Go through the entries and transcribe each one exactly, dropping the pictures.

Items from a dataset

□ □ □ □ □

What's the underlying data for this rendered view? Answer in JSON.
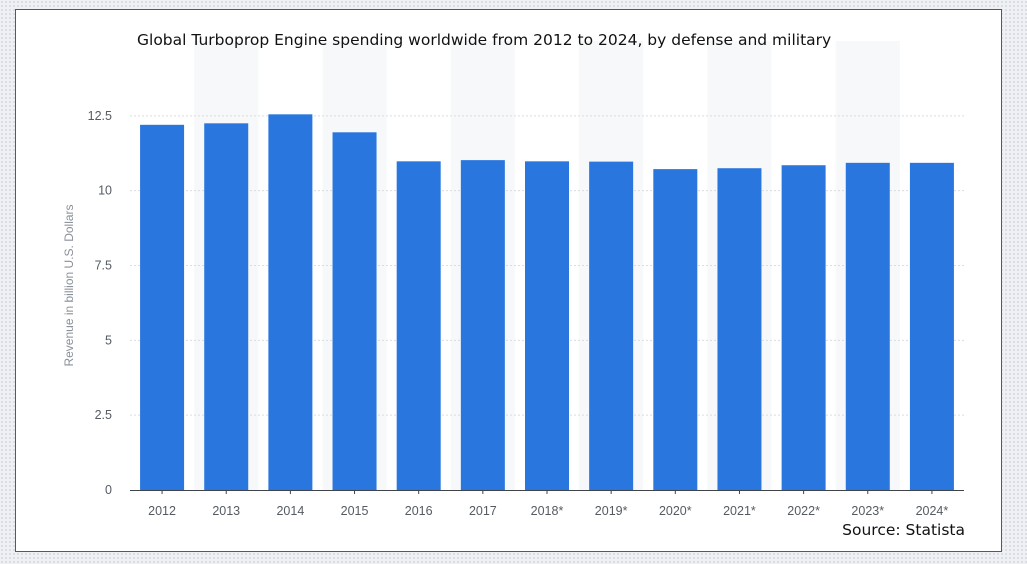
{
  "chart_data": {
    "type": "bar",
    "title": "Global Turboprop Engine spending worldwide from 2012 to 2024, by defense and military",
    "source": "Source: Statista",
    "ylabel": "Revenue in billion U.S. Dollars",
    "xlabel": "",
    "ylim": [
      0,
      15
    ],
    "yticks": [
      "0",
      "2.5",
      "5",
      "7.5",
      "10",
      "12.5"
    ],
    "ytick_values": [
      0,
      2.5,
      5,
      7.5,
      10,
      12.5
    ],
    "categories": [
      "2012",
      "2013",
      "2014",
      "2015",
      "2016",
      "2017",
      "2018*",
      "2019*",
      "2020*",
      "2021*",
      "2022*",
      "2023*",
      "2024*"
    ],
    "values": [
      12.2,
      12.25,
      12.55,
      11.95,
      10.98,
      11.02,
      10.98,
      10.97,
      10.72,
      10.75,
      10.85,
      10.93,
      10.93
    ],
    "grid": true,
    "colors": {
      "bar": "#2977de",
      "grid": "#d9dce1",
      "band": "#f7f8f9",
      "baseline": "#40444a"
    }
  }
}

□ □ □ □ □

• [WRITTEN ANSWER]:
What's the underlying data for this rendered view? Answer in JSON.
{
  "chart_data": {
    "type": "bar",
    "title": "Global Turboprop Engine spending worldwide from 2012 to 2024, by defense and military",
    "source": "Source: Statista",
    "ylabel": "Revenue in billion U.S. Dollars",
    "xlabel": "",
    "ylim": [
      0,
      15
    ],
    "yticks": [
      "0",
      "2.5",
      "5",
      "7.5",
      "10",
      "12.5"
    ],
    "ytick_values": [
      0,
      2.5,
      5,
      7.5,
      10,
      12.5
    ],
    "categories": [
      "2012",
      "2013",
      "2014",
      "2015",
      "2016",
      "2017",
      "2018*",
      "2019*",
      "2020*",
      "2021*",
      "2022*",
      "2023*",
      "2024*"
    ],
    "values": [
      12.2,
      12.25,
      12.55,
      11.95,
      10.98,
      11.02,
      10.98,
      10.97,
      10.72,
      10.75,
      10.85,
      10.93,
      10.93
    ],
    "grid": true,
    "colors": {
      "bar": "#2977de",
      "grid": "#d9dce1",
      "band": "#f7f8f9",
      "baseline": "#40444a"
    }
  }
}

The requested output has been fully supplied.